**Brief 1:** According to the issue thread, how many commit operations were sent to Elasticsearch?
**Brief 2:** Say whether each statement agrees with the issue thread, answering yes or no and quoting the deciding words: (a) The crawler ran for 12 seconds. (b) The issue is still open. (c) The project is released under the MIT License.
**Brief 3:** From the issue thread, transcribe everything from "Closed jacksonp2008 closed" down to "Elasticsearch RestClient closed.".
[Start Text extract]
Norconex / committer-elasticsearch

Implementation of Norconex Committer for Elasticsearch.
https://opensource.norconex.com/committers/elasticsearch/
Apache License 2.0
11 stars 6 forks source link

id is too long, must be no longer than 512 bytes but was: 520 #25

Closed jacksonp2008 closed 6 years ago

jacksonp2008 commented 6 years ago

Running into an error commiting to elastic. I assume this "_id" from kibana which appears to be the url of the page, & same as "document.reference"

screen shot 2017-11-17 at 15 04 33

INFO  [ElasticsearchCommitter] Sending 100 commit operations to Elasticsearch.
INFO  [ElasticsearchCommitter] Elasticsearch RestClient closed.
INFO  [AbstractCrawler] Anonymous Coward: Crawler executed in 12 seconds.
INFO  [SitemapStore] Anonymous Coward: Closing sitemap store...
ERROR [JobSuite] Execution failed for job: Anonymous Coward
com.norconex.committer.core.CommitterException: Could not commit JSON batch to Elasticsearch.
    at com.norconex.committer.elasticsearch.ElasticsearchCommitter.commitBatch(ElasticsearchCommitter.java:449)
    at com.norconex.committer.core.AbstractBatchCommitter.commitAndCleanBatch(AbstractBatchCommitter.java:179)
    at com.norconex.committer.core.AbstractBatchCommitter.cacheOperationAndCommitIfReady(AbstractBatchCommitter.java:208)
    at com.norconex.committer.core.AbstractBatchCommitter.commitAddition(AbstractBatchCommitter.java:143)
    at com.norconex.committer.core.AbstractFileQueueCommitter.commit(AbstractFileQueueCommitter.java:222)
    at com.norconex.committer.elasticsearch.ElasticsearchCommitter.commit(ElasticsearchCommitter.java:387)
    at com.norconex.collector.core.crawler.AbstractCrawler.execute(AbstractCrawler.java:270)
    at com.norconex.collector.core.crawler.AbstractCrawler.doExecute(AbstractCrawler.java:226)
[End Text extract]
[Start Data lines]
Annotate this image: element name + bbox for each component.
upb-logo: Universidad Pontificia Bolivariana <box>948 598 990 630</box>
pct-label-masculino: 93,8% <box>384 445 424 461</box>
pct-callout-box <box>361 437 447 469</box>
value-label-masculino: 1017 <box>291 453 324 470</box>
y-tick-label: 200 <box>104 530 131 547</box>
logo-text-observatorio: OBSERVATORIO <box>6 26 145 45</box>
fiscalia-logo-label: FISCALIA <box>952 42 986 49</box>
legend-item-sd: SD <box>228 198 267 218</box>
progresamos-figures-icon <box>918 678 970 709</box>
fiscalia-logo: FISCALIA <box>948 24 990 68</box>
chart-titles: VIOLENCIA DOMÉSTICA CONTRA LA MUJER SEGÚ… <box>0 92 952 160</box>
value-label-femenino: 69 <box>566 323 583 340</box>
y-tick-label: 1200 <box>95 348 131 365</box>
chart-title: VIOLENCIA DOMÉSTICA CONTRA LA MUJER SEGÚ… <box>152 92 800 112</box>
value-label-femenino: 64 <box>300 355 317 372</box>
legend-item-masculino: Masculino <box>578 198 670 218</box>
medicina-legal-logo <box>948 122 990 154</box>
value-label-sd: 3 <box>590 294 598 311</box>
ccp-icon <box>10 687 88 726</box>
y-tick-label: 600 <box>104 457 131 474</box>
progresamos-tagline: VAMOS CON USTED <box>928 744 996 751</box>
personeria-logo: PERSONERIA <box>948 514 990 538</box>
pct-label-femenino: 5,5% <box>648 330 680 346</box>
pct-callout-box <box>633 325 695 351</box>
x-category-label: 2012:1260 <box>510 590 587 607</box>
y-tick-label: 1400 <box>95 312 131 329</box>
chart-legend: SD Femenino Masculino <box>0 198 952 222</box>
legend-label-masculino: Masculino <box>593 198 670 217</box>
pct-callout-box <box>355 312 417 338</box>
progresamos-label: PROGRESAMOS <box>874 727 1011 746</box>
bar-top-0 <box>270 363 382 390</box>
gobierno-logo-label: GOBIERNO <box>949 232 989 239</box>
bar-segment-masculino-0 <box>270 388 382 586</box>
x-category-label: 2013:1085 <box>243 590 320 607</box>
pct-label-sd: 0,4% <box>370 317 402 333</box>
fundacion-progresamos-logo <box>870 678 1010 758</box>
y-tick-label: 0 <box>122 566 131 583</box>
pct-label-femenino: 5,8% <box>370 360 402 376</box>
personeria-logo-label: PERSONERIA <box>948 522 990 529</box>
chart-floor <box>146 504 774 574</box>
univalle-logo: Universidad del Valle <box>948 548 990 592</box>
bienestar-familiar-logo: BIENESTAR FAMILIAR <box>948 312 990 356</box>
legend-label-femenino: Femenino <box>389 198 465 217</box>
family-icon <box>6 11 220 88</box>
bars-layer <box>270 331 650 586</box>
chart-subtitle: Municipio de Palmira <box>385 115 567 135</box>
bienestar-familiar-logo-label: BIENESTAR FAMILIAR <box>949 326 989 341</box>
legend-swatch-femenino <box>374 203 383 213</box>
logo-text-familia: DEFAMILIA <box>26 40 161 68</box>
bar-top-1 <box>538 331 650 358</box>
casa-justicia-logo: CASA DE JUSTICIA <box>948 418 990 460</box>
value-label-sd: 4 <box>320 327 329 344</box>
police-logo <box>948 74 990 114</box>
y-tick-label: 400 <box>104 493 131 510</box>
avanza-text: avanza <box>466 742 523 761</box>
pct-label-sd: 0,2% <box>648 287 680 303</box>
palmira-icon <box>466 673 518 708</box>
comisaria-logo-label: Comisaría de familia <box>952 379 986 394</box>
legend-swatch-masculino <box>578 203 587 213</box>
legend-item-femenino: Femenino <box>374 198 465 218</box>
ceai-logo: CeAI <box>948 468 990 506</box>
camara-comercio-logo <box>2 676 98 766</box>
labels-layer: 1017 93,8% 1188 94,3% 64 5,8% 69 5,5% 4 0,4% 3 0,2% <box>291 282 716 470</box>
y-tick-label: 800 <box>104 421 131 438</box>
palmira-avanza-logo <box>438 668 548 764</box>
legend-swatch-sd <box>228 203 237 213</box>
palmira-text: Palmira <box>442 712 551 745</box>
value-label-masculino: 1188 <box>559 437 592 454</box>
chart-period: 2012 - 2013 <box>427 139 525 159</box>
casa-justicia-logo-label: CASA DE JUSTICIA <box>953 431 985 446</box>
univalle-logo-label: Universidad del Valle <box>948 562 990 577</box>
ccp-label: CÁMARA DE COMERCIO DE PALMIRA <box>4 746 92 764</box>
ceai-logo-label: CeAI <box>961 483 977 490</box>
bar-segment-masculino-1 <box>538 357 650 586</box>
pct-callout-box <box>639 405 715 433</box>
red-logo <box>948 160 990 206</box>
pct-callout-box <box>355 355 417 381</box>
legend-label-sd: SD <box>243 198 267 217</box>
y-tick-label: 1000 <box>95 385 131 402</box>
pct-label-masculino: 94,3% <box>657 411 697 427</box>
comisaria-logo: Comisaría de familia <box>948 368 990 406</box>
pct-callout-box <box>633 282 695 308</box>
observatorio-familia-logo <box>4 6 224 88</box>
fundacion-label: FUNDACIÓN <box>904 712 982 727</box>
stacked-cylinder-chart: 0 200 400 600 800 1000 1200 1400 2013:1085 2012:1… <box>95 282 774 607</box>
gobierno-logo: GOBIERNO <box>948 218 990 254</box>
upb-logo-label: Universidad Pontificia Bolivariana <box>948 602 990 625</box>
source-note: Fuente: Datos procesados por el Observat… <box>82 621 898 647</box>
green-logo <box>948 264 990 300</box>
[End Data lines]
**Complete output 1:** 100 commit operations.

**Complete output 2:**
(a) Yes: "Crawler executed in 12 seconds."
(b) No: "Closed jacksonp2008 closed 6 years ago"
(c) No: "Apache License 2.0"

**Complete output 3:**
Closed jacksonp2008 closed 6 years ago

jacksonp2008 commented 6 years ago

Running into an error commiting to elastic. I assume this "_id" from kibana which appears to be the url of the page, & same as "document.reference"

screen shot 2017-11-17 at 15 04 33

INFO  [ElasticsearchCommitter] Sending 100 commit operations to Elasticsearch.
INFO  [ElasticsearchCommitter] Elasticsearch RestClient closed.